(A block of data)
## BEGIN
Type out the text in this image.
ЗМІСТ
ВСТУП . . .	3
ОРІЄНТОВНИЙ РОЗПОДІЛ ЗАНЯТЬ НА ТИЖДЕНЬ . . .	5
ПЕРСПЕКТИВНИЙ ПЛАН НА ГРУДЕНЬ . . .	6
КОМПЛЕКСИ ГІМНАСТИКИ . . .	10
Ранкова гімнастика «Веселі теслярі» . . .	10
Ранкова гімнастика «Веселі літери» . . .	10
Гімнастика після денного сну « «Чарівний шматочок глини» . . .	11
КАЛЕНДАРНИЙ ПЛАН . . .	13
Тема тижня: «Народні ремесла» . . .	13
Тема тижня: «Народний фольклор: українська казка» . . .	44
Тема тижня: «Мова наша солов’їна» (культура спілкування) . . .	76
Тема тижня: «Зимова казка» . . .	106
## END
Requirements: Write out every entry word for word.

Full output:
Type out the text in this image.
ЗМІСТ
ВСТУП . . .	3
ОРІЄНТОВНИЙ РОЗПОДІЛ ЗАНЯТЬ НА ТИЖДЕНЬ . . .	5
ПЕРСПЕКТИВНИЙ ПЛАН НА ГРУДЕНЬ . . .	6
КОМПЛЕКСИ ГІМНАСТИКИ . . .	10
Ранкова гімнастика «Веселі теслярі» . . .	10
Ранкова гімнастика «Веселі літери» . . .	10
Гімнастика після денного сну « «Чарівний шматочок глини» . . .	11
КАЛЕНДАРНИЙ ПЛАН . . .	13
Тема тижня: «Народні ремесла» . . .	13
Тема тижня: «Народний фольклор: українська казка» . . .	44
Тема тижня: «Мова наша солов’їна» (культура спілкування) . . .	76
Тема тижня: «Зимова казка» . . .	106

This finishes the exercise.